(Given exercise)
Answer with nothing but the number of lines that include the word "structured".

(Records to process)
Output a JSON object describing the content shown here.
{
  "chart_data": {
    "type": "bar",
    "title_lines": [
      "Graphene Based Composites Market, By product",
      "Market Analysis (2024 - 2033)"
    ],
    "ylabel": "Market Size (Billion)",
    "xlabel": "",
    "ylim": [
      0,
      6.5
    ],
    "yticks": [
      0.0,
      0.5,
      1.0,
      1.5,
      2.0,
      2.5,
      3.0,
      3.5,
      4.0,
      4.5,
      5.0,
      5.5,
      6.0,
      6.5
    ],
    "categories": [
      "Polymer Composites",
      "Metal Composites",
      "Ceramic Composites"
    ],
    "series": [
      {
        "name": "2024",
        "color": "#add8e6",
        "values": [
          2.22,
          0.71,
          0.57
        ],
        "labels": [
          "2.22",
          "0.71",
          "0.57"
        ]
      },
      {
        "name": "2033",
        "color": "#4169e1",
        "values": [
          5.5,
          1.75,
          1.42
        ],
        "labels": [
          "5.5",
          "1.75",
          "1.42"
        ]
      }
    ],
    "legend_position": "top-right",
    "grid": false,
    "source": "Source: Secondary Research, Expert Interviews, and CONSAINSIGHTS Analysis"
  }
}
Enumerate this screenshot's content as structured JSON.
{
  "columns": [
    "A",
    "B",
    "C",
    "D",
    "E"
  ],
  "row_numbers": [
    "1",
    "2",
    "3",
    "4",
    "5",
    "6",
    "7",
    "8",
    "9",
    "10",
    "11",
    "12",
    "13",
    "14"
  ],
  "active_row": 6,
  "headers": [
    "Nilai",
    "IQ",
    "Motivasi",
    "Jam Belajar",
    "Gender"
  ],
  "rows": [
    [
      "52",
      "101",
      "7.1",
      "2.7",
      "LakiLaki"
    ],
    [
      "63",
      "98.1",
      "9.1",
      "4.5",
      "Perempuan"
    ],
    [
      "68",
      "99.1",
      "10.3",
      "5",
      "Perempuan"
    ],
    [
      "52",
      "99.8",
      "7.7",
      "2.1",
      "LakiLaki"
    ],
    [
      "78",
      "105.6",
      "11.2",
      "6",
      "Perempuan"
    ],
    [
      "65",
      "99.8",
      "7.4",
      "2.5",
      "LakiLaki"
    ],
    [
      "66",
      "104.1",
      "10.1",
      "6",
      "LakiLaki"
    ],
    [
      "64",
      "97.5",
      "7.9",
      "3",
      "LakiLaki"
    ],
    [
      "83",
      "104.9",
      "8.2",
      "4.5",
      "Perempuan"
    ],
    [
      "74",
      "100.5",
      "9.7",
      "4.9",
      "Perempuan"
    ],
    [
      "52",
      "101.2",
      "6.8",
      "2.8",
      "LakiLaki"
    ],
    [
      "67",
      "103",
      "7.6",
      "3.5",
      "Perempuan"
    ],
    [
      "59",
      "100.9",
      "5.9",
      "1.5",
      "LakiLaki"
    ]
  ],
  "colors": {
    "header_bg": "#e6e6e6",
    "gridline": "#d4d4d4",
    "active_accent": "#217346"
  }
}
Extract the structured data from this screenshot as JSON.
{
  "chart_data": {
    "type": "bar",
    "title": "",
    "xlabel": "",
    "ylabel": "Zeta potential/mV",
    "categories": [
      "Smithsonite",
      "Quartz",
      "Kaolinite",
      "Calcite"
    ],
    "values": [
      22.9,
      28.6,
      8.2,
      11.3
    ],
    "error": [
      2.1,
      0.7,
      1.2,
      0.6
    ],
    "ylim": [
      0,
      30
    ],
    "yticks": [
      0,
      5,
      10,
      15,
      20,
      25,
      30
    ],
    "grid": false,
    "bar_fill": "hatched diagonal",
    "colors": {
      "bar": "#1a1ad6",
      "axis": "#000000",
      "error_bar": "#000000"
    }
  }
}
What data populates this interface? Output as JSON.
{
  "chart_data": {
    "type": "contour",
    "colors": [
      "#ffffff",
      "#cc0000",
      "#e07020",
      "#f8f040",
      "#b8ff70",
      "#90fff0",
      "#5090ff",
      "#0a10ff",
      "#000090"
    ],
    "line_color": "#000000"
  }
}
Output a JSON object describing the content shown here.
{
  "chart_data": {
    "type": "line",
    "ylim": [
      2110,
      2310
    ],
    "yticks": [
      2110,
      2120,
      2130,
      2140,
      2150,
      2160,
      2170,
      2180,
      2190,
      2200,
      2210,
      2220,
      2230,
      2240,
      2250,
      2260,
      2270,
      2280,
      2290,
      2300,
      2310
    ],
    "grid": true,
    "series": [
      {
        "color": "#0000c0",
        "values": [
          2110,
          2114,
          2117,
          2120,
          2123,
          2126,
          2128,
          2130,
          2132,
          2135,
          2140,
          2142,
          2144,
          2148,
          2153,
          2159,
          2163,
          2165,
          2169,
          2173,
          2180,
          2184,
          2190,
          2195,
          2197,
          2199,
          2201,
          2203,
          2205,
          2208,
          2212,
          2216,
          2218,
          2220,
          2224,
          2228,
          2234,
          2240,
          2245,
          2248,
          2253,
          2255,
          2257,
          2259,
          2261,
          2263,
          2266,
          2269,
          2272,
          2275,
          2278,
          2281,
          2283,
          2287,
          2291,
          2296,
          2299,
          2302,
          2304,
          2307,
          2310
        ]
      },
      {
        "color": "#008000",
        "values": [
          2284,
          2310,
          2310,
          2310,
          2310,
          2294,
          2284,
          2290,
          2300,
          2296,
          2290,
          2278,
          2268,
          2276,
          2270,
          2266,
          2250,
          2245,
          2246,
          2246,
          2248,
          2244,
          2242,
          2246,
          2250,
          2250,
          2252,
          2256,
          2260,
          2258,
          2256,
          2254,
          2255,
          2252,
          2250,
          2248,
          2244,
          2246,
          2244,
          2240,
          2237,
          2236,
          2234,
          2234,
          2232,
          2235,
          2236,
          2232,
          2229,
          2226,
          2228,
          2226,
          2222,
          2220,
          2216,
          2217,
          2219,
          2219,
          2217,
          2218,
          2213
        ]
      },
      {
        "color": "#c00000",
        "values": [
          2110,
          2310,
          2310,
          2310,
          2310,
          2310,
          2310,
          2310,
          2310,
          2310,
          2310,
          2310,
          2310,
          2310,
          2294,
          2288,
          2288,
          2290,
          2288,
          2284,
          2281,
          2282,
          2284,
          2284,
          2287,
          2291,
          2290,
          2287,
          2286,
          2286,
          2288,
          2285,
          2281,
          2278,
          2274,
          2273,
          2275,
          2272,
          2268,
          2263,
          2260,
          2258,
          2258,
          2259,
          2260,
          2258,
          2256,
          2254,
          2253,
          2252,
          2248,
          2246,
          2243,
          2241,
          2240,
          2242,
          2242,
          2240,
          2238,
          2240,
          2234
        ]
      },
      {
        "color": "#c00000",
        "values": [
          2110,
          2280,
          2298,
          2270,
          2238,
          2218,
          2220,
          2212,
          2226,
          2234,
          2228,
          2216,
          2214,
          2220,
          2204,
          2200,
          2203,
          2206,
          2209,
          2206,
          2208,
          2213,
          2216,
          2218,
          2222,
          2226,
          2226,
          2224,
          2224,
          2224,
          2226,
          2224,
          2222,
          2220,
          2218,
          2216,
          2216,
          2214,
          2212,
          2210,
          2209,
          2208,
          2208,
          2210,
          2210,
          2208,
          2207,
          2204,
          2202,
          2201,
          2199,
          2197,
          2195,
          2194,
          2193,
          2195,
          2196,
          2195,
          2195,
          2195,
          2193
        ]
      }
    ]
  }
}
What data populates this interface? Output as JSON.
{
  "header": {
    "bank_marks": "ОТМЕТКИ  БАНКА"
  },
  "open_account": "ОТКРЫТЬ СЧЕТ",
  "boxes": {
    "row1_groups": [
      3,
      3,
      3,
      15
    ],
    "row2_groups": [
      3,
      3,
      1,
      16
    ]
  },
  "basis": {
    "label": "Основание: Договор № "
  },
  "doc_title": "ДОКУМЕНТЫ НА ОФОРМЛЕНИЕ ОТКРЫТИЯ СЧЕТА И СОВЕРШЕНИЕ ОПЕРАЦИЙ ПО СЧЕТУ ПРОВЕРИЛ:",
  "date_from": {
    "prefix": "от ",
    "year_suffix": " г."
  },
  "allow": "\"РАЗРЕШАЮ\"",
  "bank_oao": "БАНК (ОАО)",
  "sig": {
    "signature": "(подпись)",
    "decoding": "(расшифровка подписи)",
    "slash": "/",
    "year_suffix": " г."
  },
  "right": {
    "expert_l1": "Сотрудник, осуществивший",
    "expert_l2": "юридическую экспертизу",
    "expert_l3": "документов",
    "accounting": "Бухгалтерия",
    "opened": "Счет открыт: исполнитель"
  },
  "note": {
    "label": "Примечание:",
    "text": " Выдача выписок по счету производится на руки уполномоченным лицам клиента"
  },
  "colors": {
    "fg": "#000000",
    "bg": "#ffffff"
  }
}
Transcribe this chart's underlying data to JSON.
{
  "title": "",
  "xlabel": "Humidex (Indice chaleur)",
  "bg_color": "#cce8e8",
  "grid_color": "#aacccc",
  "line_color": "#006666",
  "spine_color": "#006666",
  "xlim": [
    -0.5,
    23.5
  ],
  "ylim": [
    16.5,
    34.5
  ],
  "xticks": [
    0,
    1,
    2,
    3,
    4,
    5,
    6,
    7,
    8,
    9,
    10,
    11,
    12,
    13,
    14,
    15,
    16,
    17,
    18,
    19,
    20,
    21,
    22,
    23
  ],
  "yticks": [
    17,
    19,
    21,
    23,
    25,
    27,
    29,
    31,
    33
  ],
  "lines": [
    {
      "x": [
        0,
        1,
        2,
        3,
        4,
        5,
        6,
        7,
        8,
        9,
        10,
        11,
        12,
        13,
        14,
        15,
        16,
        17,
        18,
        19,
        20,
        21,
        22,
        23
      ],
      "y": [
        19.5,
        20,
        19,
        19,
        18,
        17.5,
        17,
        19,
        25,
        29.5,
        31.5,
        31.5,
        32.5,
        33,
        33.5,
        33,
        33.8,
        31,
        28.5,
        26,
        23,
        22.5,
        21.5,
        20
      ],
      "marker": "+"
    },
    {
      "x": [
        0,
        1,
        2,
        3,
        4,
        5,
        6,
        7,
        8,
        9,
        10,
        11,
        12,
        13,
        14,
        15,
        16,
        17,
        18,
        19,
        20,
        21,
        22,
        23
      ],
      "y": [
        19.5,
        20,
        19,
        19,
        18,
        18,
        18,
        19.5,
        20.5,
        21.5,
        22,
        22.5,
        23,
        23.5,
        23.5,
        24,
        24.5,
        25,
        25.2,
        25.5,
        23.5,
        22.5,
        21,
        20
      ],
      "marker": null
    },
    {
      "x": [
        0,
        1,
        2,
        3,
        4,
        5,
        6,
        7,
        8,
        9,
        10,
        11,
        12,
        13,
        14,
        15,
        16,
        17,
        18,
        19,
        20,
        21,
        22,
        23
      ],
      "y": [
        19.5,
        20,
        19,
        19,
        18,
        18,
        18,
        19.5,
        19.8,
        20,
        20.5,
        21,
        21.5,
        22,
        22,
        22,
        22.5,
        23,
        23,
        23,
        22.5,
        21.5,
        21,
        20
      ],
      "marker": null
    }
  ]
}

(Answer to the exercise)
2